# [PROBLEM DETAILS]
Every line that contains the word "linge" should be copied out.

# [STORED RECORDS]
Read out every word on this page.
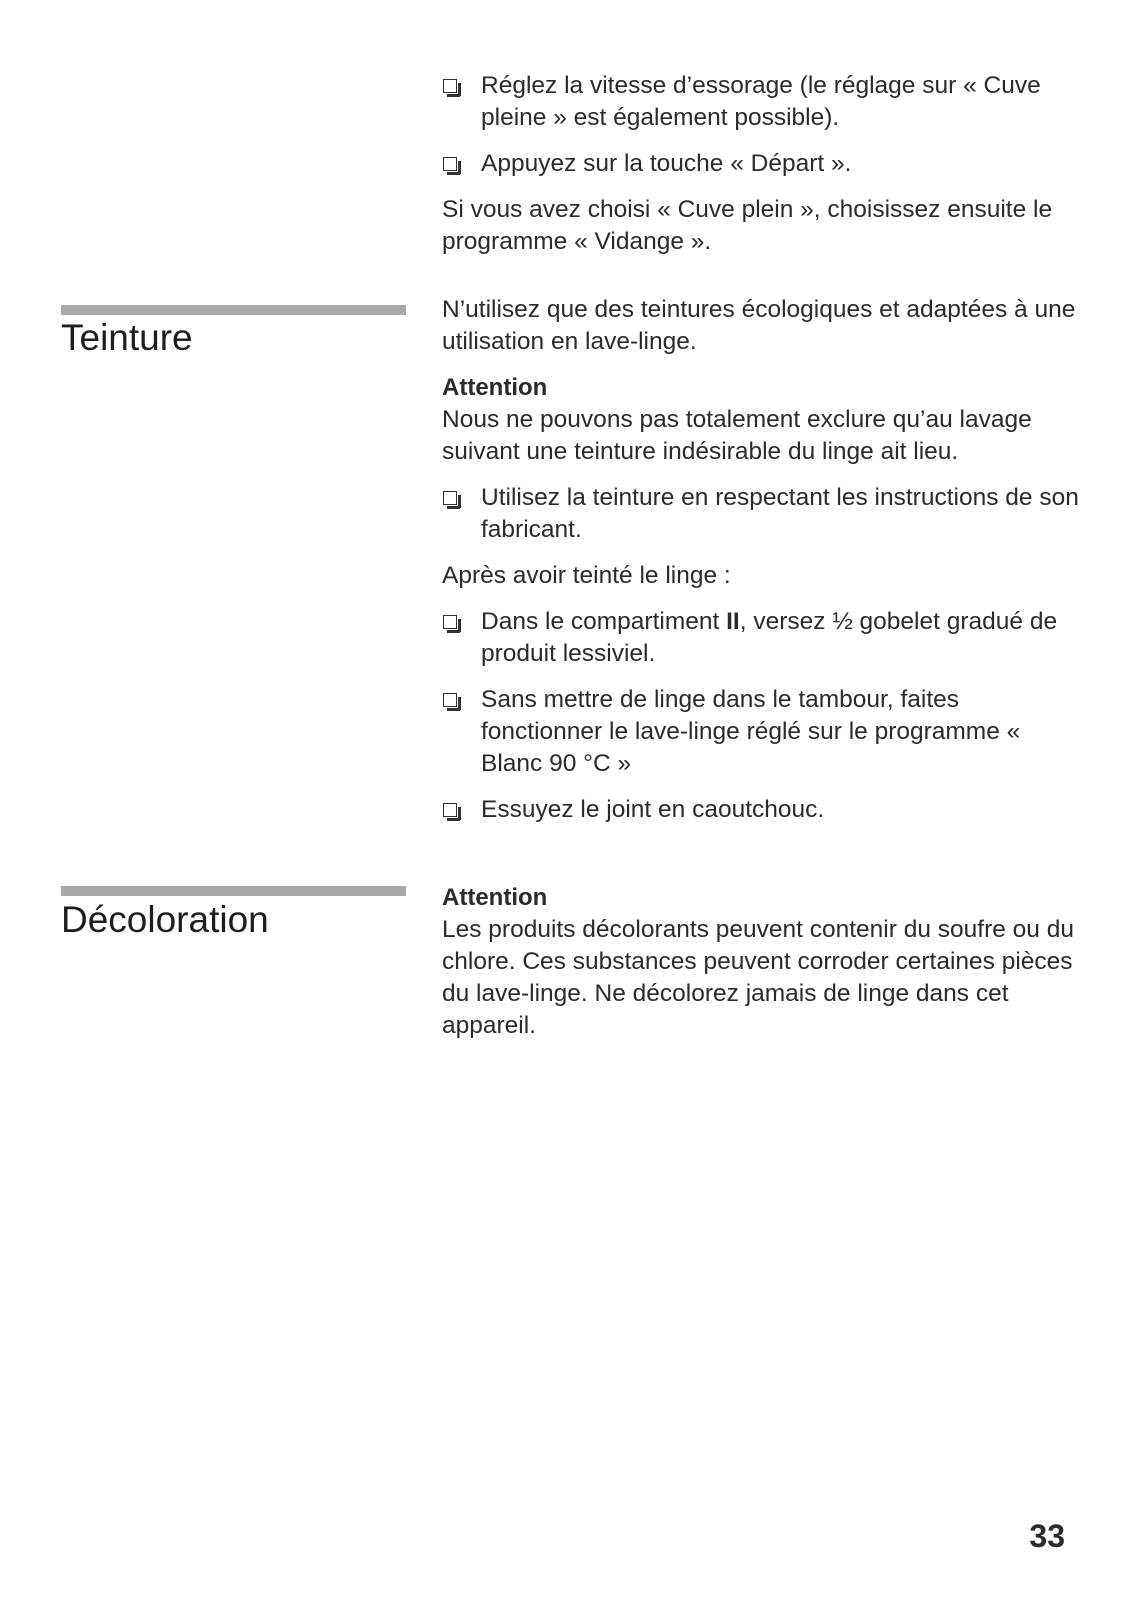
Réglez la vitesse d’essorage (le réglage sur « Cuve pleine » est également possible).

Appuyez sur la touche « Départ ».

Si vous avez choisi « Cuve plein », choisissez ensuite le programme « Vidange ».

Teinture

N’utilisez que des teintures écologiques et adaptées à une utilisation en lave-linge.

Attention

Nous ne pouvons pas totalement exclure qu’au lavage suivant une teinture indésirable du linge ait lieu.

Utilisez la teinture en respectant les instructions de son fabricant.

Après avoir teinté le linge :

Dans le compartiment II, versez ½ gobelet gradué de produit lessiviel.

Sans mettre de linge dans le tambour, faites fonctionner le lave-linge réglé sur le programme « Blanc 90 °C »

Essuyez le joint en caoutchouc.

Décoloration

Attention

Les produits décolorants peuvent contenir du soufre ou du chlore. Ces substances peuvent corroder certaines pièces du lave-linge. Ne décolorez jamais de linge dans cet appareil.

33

# [COMPLETE ANSWER]
N’utilisez que des teintures écologiques et adaptées à une utilisation en lave-linge.
Nous ne pouvons pas totalement exclure qu’au lavage suivant une teinture indésirable du linge ait lieu.
Après avoir teinté le linge :
Sans mettre de linge dans le tambour, faites fonctionner le lave-linge réglé sur le programme « Blanc 90 °C »
Les produits décolorants peuvent contenir du soufre ou du chlore. Ces substances peuvent corroder certaines pièces du lave-linge. Ne décolorez jamais de linge dans cet appareil.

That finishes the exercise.